__Task to carry out__
Gather all lines in the records below that include the word "title".

Extracted records
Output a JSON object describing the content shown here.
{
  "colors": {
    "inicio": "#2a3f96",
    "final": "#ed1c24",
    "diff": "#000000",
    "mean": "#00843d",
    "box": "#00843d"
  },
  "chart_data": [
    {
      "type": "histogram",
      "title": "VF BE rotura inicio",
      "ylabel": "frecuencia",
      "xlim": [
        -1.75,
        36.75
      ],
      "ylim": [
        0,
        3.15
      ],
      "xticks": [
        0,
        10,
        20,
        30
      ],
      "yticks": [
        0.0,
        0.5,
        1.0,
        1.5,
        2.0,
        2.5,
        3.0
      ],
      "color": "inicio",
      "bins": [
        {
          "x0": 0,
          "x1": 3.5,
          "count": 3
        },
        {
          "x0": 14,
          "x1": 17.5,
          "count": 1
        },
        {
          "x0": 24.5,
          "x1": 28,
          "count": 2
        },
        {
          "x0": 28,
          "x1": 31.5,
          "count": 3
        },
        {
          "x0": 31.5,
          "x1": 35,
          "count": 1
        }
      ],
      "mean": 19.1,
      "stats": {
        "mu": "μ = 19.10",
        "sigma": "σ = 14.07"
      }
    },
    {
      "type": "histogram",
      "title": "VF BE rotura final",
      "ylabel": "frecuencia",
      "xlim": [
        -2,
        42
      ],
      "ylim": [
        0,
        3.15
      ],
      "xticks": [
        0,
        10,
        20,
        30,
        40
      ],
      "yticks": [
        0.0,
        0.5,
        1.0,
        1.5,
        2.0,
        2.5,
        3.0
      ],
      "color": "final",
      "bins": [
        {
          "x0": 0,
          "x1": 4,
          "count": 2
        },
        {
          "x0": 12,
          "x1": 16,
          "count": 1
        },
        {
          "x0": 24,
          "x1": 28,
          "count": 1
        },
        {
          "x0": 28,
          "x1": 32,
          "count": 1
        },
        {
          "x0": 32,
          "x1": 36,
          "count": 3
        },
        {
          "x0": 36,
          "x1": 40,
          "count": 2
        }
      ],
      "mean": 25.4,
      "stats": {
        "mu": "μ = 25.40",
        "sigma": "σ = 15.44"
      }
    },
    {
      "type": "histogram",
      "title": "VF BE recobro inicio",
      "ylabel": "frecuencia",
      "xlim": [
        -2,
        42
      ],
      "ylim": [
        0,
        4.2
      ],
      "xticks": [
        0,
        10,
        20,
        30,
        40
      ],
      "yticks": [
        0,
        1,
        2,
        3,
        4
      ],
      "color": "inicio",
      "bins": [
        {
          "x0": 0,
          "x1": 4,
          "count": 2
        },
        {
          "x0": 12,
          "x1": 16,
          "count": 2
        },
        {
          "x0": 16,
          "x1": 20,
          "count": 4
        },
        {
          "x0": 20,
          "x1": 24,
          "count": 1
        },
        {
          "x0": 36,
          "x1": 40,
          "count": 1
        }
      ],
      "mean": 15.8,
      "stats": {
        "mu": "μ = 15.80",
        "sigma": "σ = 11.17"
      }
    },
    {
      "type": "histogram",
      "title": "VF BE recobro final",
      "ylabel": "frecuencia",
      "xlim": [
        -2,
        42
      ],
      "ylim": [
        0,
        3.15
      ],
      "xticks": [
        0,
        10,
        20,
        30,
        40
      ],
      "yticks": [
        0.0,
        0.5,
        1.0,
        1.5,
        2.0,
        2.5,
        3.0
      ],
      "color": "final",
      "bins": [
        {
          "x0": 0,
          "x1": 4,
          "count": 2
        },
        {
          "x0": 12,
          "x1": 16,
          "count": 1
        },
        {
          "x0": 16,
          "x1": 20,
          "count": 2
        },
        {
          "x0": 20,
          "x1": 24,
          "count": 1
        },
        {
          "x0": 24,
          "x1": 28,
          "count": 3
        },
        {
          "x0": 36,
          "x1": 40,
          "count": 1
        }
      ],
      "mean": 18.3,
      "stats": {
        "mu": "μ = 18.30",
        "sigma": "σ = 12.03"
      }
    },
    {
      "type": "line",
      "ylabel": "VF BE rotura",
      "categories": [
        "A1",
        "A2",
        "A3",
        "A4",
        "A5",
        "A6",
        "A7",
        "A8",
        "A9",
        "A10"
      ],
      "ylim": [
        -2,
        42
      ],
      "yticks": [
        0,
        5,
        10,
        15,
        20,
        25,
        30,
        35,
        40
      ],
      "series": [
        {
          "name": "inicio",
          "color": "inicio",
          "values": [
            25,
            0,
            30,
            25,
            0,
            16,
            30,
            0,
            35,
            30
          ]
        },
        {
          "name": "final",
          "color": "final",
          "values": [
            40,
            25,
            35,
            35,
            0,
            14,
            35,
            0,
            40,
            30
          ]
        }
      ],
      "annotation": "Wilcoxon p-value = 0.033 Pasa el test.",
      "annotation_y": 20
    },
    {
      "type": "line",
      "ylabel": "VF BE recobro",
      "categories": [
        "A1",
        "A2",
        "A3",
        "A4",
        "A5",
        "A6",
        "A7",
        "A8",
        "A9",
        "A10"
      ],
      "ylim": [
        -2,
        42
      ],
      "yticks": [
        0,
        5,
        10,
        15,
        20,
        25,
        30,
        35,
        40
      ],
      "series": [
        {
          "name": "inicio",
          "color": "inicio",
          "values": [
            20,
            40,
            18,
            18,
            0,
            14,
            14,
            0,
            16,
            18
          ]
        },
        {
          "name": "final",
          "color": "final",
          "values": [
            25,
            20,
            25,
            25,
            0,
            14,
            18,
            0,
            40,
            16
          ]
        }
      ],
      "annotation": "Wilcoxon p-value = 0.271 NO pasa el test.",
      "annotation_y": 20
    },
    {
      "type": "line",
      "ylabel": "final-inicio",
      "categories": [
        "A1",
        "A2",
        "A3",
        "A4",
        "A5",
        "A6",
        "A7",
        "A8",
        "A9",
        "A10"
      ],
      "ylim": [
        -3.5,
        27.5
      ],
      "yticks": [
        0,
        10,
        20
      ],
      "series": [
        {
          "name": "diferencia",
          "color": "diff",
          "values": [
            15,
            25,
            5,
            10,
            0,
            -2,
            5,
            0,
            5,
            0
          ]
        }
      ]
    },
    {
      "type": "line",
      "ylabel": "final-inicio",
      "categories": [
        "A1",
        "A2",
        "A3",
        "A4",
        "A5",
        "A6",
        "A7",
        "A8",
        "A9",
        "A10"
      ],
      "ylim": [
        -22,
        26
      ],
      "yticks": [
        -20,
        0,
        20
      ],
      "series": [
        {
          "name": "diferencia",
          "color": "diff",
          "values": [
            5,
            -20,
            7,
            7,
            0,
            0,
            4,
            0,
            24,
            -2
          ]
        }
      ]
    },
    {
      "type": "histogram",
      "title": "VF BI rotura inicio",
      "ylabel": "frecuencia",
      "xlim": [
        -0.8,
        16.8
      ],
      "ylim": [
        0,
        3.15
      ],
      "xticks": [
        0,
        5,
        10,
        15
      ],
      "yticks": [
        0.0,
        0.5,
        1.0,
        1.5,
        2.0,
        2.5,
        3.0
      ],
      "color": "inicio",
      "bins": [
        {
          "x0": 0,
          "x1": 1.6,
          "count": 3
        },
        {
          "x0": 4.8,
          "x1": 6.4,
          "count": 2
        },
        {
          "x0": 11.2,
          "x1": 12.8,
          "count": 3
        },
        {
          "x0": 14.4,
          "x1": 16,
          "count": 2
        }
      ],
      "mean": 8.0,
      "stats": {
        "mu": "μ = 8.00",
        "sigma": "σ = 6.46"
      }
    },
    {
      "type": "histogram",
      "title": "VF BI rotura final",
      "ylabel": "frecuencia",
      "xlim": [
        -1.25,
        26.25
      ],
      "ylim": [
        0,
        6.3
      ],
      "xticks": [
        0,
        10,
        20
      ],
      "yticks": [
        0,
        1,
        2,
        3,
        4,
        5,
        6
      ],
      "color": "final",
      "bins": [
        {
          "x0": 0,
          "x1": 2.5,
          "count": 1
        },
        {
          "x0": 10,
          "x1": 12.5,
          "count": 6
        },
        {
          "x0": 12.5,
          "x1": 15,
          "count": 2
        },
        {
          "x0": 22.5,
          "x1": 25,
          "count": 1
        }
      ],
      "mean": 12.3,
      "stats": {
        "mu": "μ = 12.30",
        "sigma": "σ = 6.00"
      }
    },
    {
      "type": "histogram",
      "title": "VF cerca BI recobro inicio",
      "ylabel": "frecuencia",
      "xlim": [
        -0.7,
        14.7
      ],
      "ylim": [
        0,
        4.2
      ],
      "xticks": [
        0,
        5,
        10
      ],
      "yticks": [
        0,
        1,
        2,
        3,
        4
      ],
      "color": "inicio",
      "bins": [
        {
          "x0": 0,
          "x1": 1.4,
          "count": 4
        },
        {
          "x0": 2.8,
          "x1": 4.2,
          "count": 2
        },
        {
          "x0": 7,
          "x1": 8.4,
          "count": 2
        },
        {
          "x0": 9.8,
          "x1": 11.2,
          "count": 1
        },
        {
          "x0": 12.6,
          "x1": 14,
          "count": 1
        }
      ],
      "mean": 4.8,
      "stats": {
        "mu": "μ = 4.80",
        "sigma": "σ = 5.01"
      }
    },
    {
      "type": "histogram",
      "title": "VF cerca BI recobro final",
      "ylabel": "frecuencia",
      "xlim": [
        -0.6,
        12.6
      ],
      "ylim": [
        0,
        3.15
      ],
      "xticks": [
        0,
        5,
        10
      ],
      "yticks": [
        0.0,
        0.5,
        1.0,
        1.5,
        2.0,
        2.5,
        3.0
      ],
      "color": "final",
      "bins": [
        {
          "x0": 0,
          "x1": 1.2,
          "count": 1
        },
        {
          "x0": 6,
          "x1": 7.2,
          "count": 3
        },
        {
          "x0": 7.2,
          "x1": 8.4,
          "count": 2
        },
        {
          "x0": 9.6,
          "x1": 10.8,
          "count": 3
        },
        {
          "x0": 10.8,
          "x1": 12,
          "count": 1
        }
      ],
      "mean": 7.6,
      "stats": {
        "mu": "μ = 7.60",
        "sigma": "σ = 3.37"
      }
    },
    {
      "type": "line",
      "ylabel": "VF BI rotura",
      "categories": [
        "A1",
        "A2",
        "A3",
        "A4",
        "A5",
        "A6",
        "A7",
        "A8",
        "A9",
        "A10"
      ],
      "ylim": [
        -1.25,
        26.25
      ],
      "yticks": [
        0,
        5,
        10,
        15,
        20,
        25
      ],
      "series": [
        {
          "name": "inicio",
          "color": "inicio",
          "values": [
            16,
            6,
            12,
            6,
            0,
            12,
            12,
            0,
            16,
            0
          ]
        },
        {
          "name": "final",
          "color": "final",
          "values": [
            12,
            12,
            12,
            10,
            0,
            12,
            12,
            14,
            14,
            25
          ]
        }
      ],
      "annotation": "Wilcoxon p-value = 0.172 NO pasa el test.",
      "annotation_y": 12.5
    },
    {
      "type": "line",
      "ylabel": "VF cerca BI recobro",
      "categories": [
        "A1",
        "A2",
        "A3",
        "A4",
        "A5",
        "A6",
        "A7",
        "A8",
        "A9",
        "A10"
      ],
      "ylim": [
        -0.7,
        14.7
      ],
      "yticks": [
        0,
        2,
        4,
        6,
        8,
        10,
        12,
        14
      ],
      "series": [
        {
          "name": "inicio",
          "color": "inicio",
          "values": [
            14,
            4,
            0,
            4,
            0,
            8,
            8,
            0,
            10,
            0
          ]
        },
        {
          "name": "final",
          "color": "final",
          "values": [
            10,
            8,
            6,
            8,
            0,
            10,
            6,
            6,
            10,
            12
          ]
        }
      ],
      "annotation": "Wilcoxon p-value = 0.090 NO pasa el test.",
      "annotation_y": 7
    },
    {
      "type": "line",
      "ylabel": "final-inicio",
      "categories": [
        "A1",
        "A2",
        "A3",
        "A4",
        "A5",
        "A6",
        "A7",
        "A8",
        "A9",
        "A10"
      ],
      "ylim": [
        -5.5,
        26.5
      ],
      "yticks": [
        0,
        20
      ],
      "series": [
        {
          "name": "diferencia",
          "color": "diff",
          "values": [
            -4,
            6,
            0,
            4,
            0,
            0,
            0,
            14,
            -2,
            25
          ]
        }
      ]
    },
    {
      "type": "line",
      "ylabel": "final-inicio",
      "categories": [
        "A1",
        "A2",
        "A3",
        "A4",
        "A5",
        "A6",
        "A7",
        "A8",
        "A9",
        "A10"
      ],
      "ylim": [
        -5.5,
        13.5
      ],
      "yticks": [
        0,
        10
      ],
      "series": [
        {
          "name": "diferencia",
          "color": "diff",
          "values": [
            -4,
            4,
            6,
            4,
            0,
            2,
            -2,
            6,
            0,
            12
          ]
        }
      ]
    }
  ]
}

__Task result__
      "title": "VF BE rotura inicio",
      "title": "VF BE rotura final",
      "title": "VF BE recobro inicio",
      "title": "VF BE recobro final",
      "title": "VF BI rotura inicio",
      "title": "VF BI rotura final",
      "title": "VF cerca BI recobro inicio",
      "title": "VF cerca BI recobro final",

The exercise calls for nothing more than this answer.